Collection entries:
%%

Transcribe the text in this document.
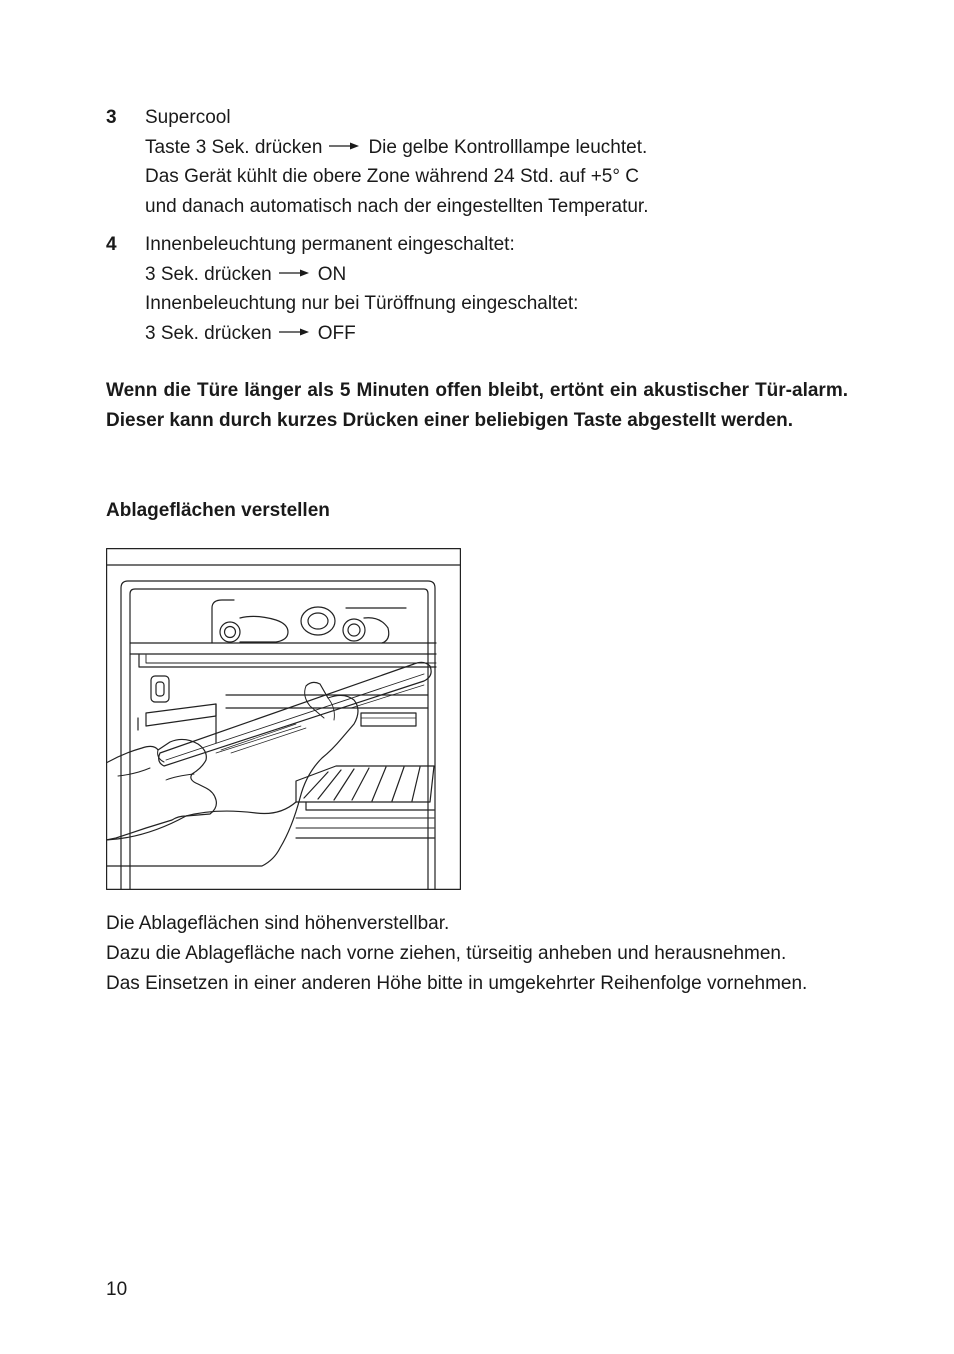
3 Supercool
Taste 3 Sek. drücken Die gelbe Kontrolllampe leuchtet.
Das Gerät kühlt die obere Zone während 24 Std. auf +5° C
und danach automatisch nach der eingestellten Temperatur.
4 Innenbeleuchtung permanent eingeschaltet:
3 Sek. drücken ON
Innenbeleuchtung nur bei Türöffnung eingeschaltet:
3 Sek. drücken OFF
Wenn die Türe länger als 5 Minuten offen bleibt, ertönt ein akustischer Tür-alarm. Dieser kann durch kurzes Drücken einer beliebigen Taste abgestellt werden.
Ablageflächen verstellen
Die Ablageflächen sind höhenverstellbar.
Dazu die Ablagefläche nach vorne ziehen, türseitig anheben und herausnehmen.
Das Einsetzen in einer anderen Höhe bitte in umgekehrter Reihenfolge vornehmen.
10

%%
%%

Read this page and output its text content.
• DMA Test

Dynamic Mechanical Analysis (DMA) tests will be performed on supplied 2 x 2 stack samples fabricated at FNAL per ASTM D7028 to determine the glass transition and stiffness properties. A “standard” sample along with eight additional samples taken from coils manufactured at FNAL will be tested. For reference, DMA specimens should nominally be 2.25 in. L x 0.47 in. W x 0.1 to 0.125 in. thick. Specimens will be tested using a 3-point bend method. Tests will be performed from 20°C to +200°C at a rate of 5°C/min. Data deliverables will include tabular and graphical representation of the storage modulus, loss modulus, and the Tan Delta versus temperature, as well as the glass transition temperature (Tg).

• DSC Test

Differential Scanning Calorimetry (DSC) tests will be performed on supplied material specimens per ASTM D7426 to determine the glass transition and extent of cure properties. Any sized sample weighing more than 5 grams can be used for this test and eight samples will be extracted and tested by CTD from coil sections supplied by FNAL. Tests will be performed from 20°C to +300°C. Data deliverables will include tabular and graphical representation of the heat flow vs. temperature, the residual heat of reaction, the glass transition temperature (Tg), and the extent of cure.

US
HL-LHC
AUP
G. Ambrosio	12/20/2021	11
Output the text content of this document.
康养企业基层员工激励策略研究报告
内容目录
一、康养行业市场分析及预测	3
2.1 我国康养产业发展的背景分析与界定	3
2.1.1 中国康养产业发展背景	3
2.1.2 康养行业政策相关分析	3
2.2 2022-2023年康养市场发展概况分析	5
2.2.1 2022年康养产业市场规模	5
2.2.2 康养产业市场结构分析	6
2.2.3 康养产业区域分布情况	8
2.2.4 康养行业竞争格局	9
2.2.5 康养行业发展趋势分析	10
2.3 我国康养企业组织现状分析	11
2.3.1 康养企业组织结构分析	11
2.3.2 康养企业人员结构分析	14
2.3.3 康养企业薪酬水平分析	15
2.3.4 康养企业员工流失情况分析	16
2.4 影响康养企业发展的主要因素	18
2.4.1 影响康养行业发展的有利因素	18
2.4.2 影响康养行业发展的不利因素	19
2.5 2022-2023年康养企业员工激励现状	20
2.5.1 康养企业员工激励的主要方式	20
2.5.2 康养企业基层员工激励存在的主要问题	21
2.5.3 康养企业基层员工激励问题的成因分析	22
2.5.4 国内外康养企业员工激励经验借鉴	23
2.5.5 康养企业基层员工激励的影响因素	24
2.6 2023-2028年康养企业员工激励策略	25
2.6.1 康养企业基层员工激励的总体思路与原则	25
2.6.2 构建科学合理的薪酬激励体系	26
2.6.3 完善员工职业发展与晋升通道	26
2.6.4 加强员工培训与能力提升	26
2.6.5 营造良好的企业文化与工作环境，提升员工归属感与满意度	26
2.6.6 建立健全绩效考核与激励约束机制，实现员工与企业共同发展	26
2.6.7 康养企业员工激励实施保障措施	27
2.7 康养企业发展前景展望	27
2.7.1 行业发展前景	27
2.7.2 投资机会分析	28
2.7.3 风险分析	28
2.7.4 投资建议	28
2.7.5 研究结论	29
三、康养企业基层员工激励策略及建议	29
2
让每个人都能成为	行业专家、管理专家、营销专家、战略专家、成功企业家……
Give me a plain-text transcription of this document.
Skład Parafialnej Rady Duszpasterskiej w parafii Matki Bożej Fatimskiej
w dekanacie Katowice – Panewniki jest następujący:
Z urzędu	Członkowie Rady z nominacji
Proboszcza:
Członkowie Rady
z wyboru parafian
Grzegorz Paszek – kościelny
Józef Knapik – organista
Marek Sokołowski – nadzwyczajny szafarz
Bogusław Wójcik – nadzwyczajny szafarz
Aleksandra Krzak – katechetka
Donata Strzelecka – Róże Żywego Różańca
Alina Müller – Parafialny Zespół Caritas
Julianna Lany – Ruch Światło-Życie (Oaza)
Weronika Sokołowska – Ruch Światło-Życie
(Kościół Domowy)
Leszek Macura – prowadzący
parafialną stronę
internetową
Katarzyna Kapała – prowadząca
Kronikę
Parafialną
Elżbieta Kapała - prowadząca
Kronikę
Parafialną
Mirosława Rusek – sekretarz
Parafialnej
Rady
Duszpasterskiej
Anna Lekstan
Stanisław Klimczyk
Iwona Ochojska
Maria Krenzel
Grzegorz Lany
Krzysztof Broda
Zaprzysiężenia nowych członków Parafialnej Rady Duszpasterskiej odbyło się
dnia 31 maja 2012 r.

%%
%%

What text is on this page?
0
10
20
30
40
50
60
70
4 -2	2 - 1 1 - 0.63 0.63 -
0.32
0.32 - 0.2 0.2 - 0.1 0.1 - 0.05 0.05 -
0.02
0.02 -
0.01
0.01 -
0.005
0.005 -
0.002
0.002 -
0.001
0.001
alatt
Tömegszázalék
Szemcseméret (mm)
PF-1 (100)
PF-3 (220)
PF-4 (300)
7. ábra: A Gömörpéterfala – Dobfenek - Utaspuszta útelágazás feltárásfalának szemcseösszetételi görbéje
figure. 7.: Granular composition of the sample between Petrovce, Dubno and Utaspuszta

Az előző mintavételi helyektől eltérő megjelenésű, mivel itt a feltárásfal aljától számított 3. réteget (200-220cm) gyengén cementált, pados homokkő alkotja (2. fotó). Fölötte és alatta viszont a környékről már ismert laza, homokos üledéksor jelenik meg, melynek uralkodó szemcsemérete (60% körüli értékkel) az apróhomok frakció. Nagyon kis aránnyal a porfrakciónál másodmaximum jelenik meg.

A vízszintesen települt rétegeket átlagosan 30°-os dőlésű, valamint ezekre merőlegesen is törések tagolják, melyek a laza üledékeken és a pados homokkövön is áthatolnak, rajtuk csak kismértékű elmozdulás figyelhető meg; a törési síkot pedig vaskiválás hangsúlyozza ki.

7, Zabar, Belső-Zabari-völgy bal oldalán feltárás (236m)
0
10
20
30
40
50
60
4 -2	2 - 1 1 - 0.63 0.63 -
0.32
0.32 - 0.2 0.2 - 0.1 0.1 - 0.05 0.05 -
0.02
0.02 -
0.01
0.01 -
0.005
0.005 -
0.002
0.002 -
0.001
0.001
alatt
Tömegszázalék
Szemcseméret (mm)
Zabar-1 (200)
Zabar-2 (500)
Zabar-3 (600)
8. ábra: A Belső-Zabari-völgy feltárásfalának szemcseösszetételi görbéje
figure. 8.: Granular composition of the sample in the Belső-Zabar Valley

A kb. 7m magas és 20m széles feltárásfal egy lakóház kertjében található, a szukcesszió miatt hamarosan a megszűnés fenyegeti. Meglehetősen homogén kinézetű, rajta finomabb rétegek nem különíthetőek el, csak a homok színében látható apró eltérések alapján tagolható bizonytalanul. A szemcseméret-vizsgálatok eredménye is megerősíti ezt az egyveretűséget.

%%

§ **Objective**: From the records above, pull out every line containing the word "feltárásfalának".

§ **Task answer**:
7. ábra: A Gömörpéterfala – Dobfenek - Utaspuszta útelágazás feltárásfalának szemcseösszetételi görbéje
8. ábra: A Belső-Zabari-völgy feltárásfalának szemcseösszetételi görbéje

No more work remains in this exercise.